What the task requires:
Scan the entries below and extract each line with the word "drek" in it.

Saved entries
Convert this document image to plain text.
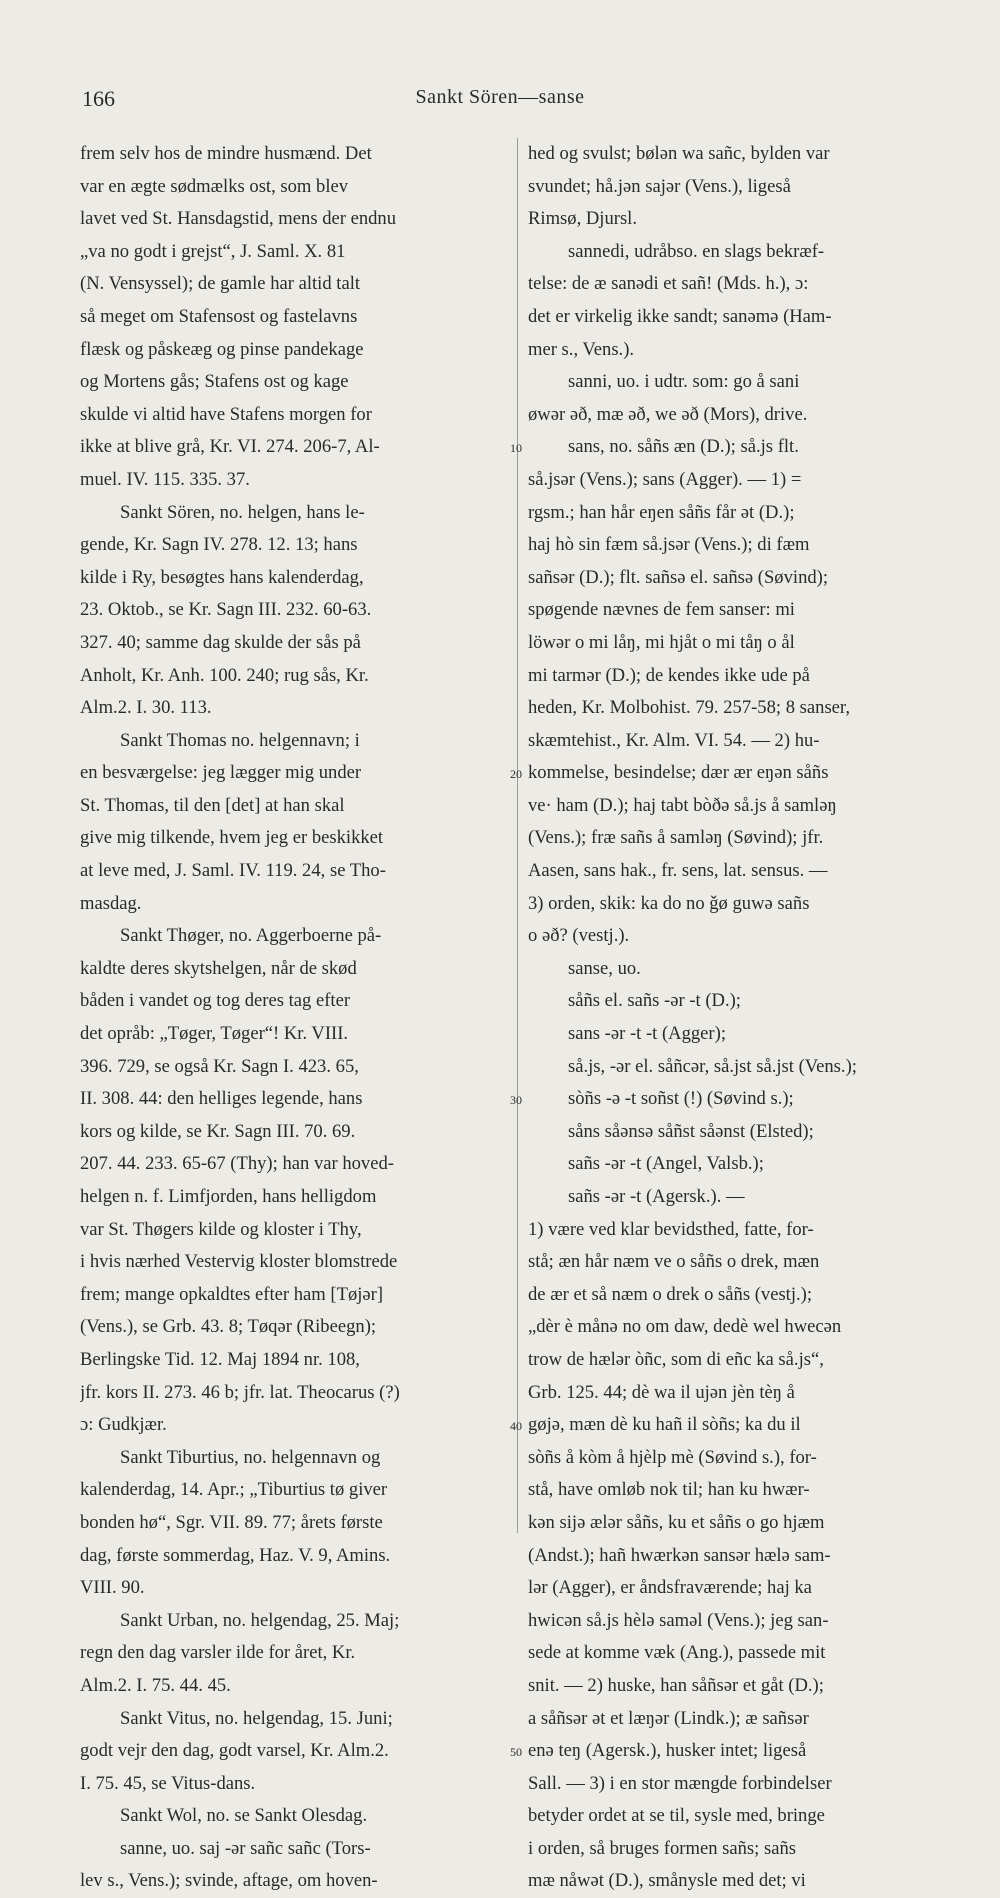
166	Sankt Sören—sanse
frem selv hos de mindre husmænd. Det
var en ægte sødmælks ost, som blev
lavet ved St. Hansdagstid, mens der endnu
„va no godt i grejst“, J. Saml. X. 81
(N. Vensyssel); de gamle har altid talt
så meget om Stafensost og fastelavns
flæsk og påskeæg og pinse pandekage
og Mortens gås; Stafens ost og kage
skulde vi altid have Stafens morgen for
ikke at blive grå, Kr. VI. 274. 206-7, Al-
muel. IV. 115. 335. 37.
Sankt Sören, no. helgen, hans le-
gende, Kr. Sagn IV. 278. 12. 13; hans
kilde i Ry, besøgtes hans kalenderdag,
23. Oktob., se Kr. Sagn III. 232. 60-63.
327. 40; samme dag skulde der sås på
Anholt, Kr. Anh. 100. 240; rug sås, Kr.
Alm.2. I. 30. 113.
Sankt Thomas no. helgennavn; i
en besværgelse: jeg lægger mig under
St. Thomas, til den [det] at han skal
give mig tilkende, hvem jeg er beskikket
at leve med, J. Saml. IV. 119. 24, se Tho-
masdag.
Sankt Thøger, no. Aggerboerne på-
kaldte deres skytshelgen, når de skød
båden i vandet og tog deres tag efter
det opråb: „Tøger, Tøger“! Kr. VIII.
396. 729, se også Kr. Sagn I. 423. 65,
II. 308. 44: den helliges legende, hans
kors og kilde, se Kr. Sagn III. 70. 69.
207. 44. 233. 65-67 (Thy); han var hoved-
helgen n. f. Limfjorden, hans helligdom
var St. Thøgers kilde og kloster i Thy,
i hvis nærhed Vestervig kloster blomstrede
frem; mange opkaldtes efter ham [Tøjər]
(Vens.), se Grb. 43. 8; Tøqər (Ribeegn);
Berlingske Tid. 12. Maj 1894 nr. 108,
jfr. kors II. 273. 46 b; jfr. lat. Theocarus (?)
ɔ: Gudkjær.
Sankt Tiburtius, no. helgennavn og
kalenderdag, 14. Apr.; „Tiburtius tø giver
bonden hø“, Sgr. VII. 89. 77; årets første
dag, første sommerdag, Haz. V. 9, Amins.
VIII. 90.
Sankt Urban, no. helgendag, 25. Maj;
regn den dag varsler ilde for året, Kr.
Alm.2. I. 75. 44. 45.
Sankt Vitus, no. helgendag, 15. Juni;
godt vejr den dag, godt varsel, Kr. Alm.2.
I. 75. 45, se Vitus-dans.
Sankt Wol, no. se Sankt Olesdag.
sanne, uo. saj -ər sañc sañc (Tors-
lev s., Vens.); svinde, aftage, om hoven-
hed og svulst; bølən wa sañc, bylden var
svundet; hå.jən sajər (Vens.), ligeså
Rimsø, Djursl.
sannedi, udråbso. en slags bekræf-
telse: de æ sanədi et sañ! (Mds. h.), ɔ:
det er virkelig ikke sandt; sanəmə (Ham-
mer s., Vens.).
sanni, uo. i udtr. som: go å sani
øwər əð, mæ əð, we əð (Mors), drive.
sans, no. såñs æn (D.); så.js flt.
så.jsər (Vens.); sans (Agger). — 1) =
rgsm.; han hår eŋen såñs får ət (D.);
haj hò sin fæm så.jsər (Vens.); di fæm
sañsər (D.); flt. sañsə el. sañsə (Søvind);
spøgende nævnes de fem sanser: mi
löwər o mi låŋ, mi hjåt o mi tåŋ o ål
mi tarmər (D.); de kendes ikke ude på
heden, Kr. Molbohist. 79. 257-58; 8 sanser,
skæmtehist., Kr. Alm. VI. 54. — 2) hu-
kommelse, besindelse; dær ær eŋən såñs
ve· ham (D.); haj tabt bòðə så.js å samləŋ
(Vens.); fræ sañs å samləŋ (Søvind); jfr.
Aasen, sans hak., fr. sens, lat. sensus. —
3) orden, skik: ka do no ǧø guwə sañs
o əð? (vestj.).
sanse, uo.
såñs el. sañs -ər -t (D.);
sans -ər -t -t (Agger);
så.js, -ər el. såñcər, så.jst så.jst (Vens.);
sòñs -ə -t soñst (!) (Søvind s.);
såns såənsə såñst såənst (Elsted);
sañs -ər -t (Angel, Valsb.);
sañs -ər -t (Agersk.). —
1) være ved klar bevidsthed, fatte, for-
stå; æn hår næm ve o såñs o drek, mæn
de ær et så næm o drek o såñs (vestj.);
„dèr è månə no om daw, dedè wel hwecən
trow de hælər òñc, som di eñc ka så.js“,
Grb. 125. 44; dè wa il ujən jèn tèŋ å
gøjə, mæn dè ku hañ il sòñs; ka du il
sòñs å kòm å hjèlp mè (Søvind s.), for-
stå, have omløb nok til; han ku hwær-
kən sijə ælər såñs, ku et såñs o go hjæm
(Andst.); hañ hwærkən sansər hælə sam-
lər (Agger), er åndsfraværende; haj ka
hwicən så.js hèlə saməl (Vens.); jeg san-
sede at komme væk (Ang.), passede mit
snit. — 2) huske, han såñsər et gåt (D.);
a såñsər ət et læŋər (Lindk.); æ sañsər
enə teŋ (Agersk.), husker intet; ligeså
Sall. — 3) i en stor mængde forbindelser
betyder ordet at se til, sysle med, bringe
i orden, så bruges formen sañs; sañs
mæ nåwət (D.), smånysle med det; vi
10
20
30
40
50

Reply:
stå; æn hår næm ve o såñs o drek, mæn
de ær et så næm o drek o såñs (vestj.);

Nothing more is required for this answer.